◆ Given exercise ◆
Copy out every line in the entries below that includes "based".

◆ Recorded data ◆
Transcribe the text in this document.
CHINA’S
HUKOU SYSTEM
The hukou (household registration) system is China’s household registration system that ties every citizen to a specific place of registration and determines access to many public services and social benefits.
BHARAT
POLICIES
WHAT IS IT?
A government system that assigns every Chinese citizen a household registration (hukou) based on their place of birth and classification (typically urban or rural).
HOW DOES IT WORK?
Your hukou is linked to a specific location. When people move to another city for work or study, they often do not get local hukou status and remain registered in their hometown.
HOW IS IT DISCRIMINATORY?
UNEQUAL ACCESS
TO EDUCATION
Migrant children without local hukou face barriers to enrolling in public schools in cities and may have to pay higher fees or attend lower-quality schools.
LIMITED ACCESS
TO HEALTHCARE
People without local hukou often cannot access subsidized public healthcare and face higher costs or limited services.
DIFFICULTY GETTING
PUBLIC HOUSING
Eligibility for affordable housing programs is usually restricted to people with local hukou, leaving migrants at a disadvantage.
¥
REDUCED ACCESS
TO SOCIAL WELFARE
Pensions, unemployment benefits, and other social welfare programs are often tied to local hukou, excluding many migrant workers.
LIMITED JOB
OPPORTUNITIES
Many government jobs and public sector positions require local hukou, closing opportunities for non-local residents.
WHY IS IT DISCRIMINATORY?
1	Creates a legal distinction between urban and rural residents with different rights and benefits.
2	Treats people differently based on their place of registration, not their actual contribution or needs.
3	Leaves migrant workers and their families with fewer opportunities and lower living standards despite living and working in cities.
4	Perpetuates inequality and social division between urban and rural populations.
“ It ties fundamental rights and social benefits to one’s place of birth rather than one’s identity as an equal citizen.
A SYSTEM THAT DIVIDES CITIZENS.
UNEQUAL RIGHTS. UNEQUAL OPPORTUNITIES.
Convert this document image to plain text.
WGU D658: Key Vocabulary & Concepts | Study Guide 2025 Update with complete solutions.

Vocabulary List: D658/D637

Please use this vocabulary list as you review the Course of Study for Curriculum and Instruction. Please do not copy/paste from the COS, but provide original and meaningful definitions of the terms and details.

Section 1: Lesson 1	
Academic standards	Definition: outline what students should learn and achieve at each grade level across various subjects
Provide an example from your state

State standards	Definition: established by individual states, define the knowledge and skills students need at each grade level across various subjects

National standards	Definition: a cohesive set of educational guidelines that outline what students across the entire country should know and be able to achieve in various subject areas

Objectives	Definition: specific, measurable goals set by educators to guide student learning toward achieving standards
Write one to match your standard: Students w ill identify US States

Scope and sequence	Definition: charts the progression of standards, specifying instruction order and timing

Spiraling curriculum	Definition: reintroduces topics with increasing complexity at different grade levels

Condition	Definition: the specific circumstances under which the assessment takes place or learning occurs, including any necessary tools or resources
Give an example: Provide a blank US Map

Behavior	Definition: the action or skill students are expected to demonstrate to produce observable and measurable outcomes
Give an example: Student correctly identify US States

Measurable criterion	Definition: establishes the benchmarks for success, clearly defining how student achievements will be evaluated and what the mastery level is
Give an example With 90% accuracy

◆ Expected output ◆
A government system that assigns every Chinese citizen a household registration (hukou) based on their place of birth and classification (typically urban or rural).
2	Treats people differently based on their place of registration, not their actual contribution or needs.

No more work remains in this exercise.